::: RECORDS SUPPLIED :::
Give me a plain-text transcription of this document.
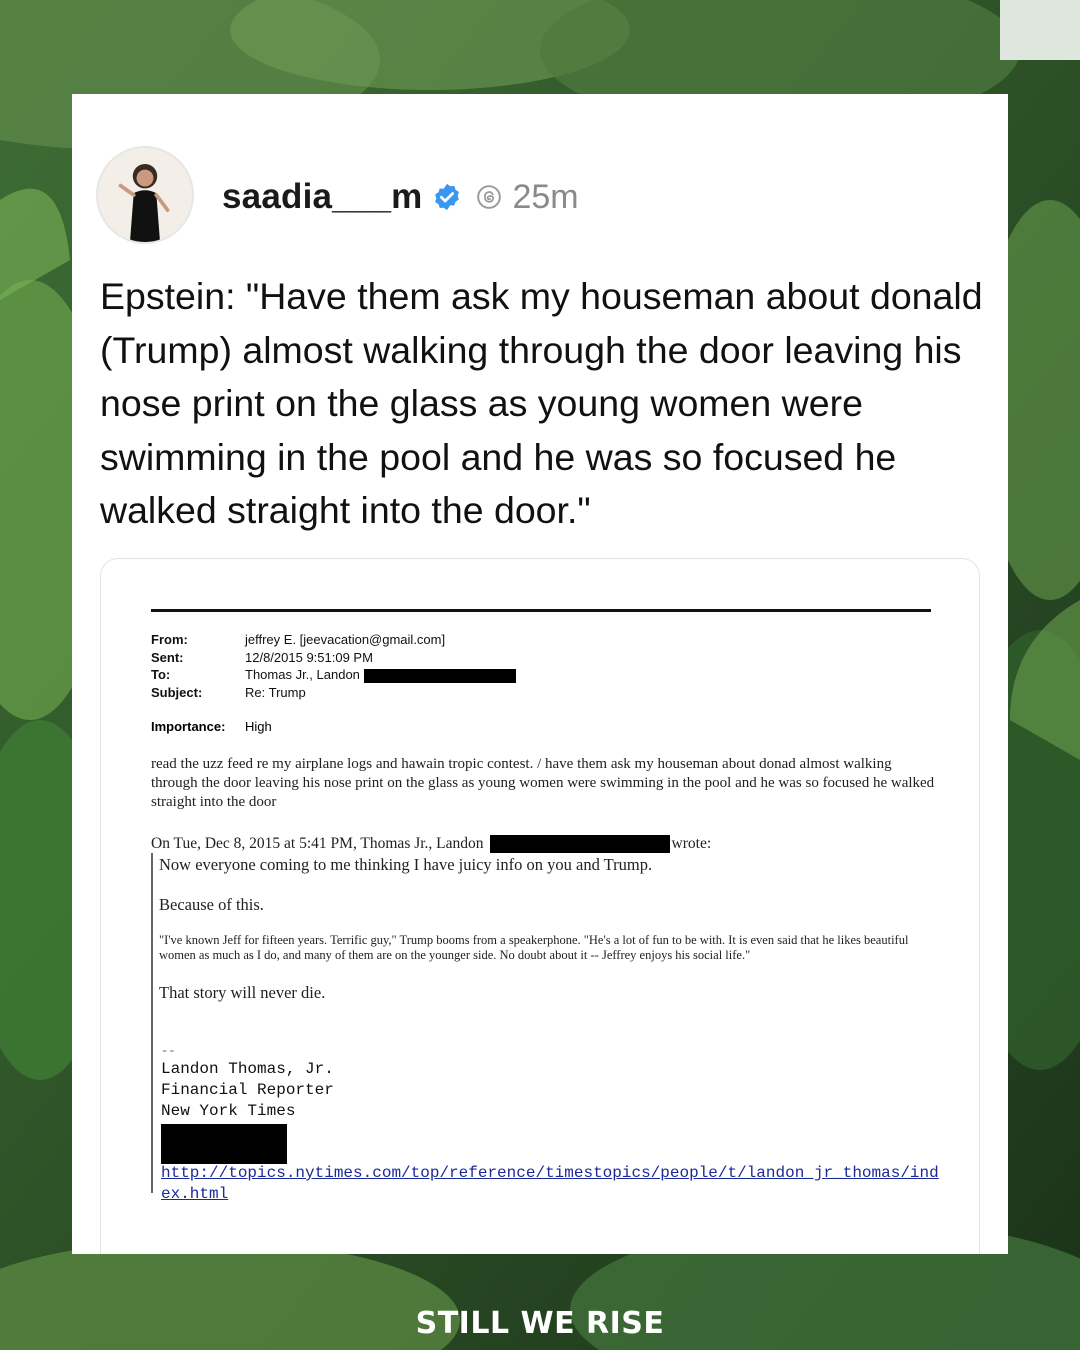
saadia___m	25m
Epstein: "Have them ask my houseman about donald (Trump) almost walking through the door leaving his nose print on the glass as young women were swimming in the pool and he was so focused he walked straight into the door."
From:	jeffrey E. [jeevacation@gmail.com]
Sent:	12/8/2015 9:51:09 PM
To:	Thomas Jr., Landon
Subject:	Re: Trump
Importance:	High
read the uzz feed re my airplane logs and hawain tropic contest. / have them ask my houseman about donad almost walking through the door leaving his nose print on the glass as young women were swimming in the pool and he was so focused he walked straight into the door
On Tue, Dec 8, 2015 at 5:41 PM, Thomas Jr., Landon	wrote:
Now everyone coming to me thinking I have juicy info on you and Trump.
Because of this.
"I've known Jeff for fifteen years. Terrific guy," Trump booms from a speakerphone. "He's a lot of fun to be with. It is even said that he likes beautiful women as much as I do, and many of them are on the younger side. No doubt about it -- Jeffrey enjoys his social life."
That story will never die.
--
Landon Thomas, Jr.
Financial Reporter
New York Times
http://topics.nytimes.com/top/reference/timestopics/people/t/landon_jr_thomas/index.html
STILL WE RISE
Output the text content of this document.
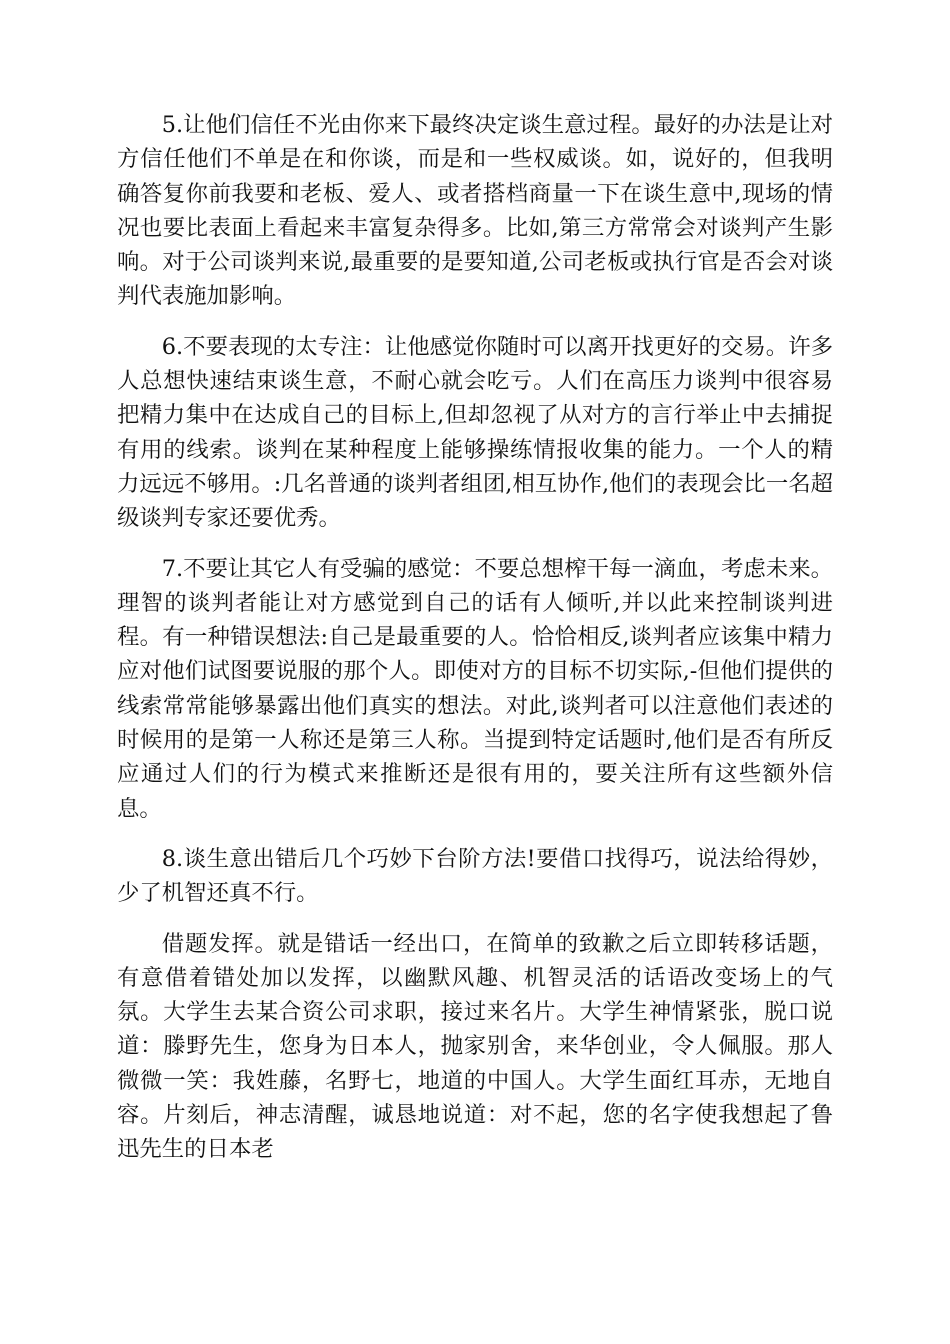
5.让他们信任不光由你来下最终决定谈生意过程。最好的办法是让对方信任他们不单是在和你谈，而是和一些权威谈。如，说好的，但我明确答复你前我要和老板、爱人、或者搭档商量一下在谈生意中,现场的情况也要比表面上看起来丰富复杂得多。比如,第三方常常会对谈判产生影响。对于公司谈判来说,最重要的是要知道,公司老板或执行官是否会对谈判代表施加影响。

6.不要表现的太专注：让他感觉你随时可以离开找更好的交易。许多人总想快速结束谈生意，不耐心就会吃亏。人们在高压力谈判中很容易把精力集中在达成自己的目标上,但却忽视了从对方的言行举止中去捕捉有用的线索。谈判在某种程度上能够操练情报收集的能力。一个人的精力远远不够用。:几名普通的谈判者组团,相互协作,他们的表现会比一名超级谈判专家还要优秀。

7.不要让其它人有受骗的感觉：不要总想榨干每一滴血，考虑未来。理智的谈判者能让对方感觉到自己的话有人倾听,并以此来控制谈判进程。有一种错误想法:自己是最重要的人。恰恰相反,谈判者应该集中精力应对他们试图要说服的那个人。即使对方的目标不切实际,-但他们提供的线索常常能够暴露出他们真实的想法。对此,谈判者可以注意他们表述的时候用的是第一人称还是第三人称。当提到特定话题时,他们是否有所反应通过人们的行为模式来推断还是很有用的，要关注所有这些额外信息。

8.谈生意出错后几个巧妙下台阶方法!要借口找得巧，说法给得妙，少了机智还真不行。

借题发挥。就是错话一经出口，在简单的致歉之后立即转移话题，有意借着错处加以发挥，以幽默风趣、机智灵活的话语改变场上的气氛。大学生去某合资公司求职，接过来名片。大学生神情紧张，脱口说道：滕野先生，您身为日本人，抛家别舍，来华创业，令人佩服。那人微微一笑：我姓藤，名野七，地道的中国人。大学生面红耳赤，无地自容。片刻后，神志清醒，诚恳地说道：对不起，您的名字使我想起了鲁迅先生的日本老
:::
_TASK REQUIREMENTS:_ From start to finish, output the listing exactly, but omit its pictures.

_TASK OUTPUT:_
Give me a plain-text transcription of this document.
saadia___m	25m
Epstein: "Have them ask my houseman about donald (Trump) almost walking through the door leaving his nose print on the glass as young women were swimming in the pool and he was so focused he walked straight into the door."
From:	jeffrey E. [jeevacation@gmail.com]
Sent:	12/8/2015 9:51:09 PM
To:	Thomas Jr., Landon
Subject:	Re: Trump
Importance:	High
read the uzz feed re my airplane logs and hawain tropic contest. / have them ask my houseman about donad almost walking through the door leaving his nose print on the glass as young women were swimming in the pool and he was so focused he walked straight into the door
On Tue, Dec 8, 2015 at 5:41 PM, Thomas Jr., Landon	wrote:
Now everyone coming to me thinking I have juicy info on you and Trump.
Because of this.
"I've known Jeff for fifteen years. Terrific guy," Trump booms from a speakerphone. "He's a lot of fun to be with. It is even said that he likes beautiful women as much as I do, and many of them are on the younger side. No doubt about it -- Jeffrey enjoys his social life."
That story will never die.
--
Landon Thomas, Jr.
Financial Reporter
New York Times
http://topics.nytimes.com/top/reference/timestopics/people/t/landon_jr_thomas/index.html
STILL WE RISE
Output the text content of this document.
5.让他们信任不光由你来下最终决定谈生意过程。最好的办法是让对方信任他们不单是在和你谈，而是和一些权威谈。如，说好的，但我明确答复你前我要和老板、爱人、或者搭档商量一下在谈生意中,现场的情况也要比表面上看起来丰富复杂得多。比如,第三方常常会对谈判产生影响。对于公司谈判来说,最重要的是要知道,公司老板或执行官是否会对谈判代表施加影响。

6.不要表现的太专注：让他感觉你随时可以离开找更好的交易。许多人总想快速结束谈生意，不耐心就会吃亏。人们在高压力谈判中很容易把精力集中在达成自己的目标上,但却忽视了从对方的言行举止中去捕捉有用的线索。谈判在某种程度上能够操练情报收集的能力。一个人的精力远远不够用。:几名普通的谈判者组团,相互协作,他们的表现会比一名超级谈判专家还要优秀。

7.不要让其它人有受骗的感觉：不要总想榨干每一滴血，考虑未来。理智的谈判者能让对方感觉到自己的话有人倾听,并以此来控制谈判进程。有一种错误想法:自己是最重要的人。恰恰相反,谈判者应该集中精力应对他们试图要说服的那个人。即使对方的目标不切实际,-但他们提供的线索常常能够暴露出他们真实的想法。对此,谈判者可以注意他们表述的时候用的是第一人称还是第三人称。当提到特定话题时,他们是否有所反应通过人们的行为模式来推断还是很有用的，要关注所有这些额外信息。

8.谈生意出错后几个巧妙下台阶方法!要借口找得巧，说法给得妙，少了机智还真不行。

借题发挥。就是错话一经出口，在简单的致歉之后立即转移话题，有意借着错处加以发挥，以幽默风趣、机智灵活的话语改变场上的气氛。大学生去某合资公司求职，接过来名片。大学生神情紧张，脱口说道：滕野先生，您身为日本人，抛家别舍，来华创业，令人佩服。那人微微一笑：我姓藤，名野七，地道的中国人。大学生面红耳赤，无地自容。片刻后，神志清醒，诚恳地说道：对不起，您的名字使我想起了鲁迅先生的日本老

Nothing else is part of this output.